• _STATED EXERCISE_
Print out the material that follows word for word.

--- start DATA LINES ---

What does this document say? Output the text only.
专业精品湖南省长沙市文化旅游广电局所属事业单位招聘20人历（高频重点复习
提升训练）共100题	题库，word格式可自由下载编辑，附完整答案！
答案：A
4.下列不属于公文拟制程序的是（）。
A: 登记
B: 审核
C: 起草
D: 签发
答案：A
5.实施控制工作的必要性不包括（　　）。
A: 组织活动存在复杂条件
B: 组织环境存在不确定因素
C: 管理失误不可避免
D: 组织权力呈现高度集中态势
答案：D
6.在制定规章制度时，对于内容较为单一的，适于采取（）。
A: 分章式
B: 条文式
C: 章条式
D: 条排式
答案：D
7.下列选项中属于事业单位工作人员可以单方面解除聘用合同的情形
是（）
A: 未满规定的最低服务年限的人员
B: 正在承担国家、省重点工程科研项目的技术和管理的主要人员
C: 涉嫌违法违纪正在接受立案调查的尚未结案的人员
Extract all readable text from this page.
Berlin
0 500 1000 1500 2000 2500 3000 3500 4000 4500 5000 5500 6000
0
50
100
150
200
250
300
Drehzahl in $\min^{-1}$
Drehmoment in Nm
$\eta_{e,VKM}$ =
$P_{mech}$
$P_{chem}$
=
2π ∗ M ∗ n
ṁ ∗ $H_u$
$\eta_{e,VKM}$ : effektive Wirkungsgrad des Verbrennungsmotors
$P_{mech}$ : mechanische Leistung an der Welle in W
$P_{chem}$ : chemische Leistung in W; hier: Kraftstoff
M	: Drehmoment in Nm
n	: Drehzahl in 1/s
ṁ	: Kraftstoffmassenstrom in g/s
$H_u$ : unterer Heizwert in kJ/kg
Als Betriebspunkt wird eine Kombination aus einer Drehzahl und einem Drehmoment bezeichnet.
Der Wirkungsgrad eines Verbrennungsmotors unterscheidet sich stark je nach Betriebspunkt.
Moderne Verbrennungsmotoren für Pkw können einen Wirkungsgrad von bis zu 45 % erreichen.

--- end DATA LINES ---

• _ANSWER TO THIS EXERCISE_
What does this document say? Output the text only.
专业精品湖南省长沙市文化旅游广电局所属事业单位招聘20人历（高频重点复习
提升训练）共100题	题库，word格式可自由下载编辑，附完整答案！
答案：A
4.下列不属于公文拟制程序的是（）。
A: 登记
B: 审核
C: 起草
D: 签发
答案：A
5.实施控制工作的必要性不包括（　　）。
A: 组织活动存在复杂条件
B: 组织环境存在不确定因素
C: 管理失误不可避免
D: 组织权力呈现高度集中态势
答案：D
6.在制定规章制度时，对于内容较为单一的，适于采取（）。
A: 分章式
B: 条文式
C: 章条式
D: 条排式
答案：D
7.下列选项中属于事业单位工作人员可以单方面解除聘用合同的情形
是（）
A: 未满规定的最低服务年限的人员
B: 正在承担国家、省重点工程科研项目的技术和管理的主要人员
C: 涉嫌违法违纪正在接受立案调查的尚未结案的人员
Extract all readable text from this page.
Berlin
0 500 1000 1500 2000 2500 3000 3500 4000 4500 5000 5500 6000
0
50
100
150
200
250
300
Drehzahl in $\min^{-1}$
Drehmoment in Nm
$\eta_{e,VKM}$ =
$P_{mech}$
$P_{chem}$
=
2π ∗ M ∗ n
ṁ ∗ $H_u$
$\eta_{e,VKM}$ : effektive Wirkungsgrad des Verbrennungsmotors
$P_{mech}$ : mechanische Leistung an der Welle in W
$P_{chem}$ : chemische Leistung in W; hier: Kraftstoff
M	: Drehmoment in Nm
n	: Drehzahl in 1/s
ṁ	: Kraftstoffmassenstrom in g/s
$H_u$ : unterer Heizwert in kJ/kg
Als Betriebspunkt wird eine Kombination aus einer Drehzahl und einem Drehmoment bezeichnet.
Der Wirkungsgrad eines Verbrennungsmotors unterscheidet sich stark je nach Betriebspunkt.
Moderne Verbrennungsmotoren für Pkw können einen Wirkungsgrad von bis zu 45 % erreichen.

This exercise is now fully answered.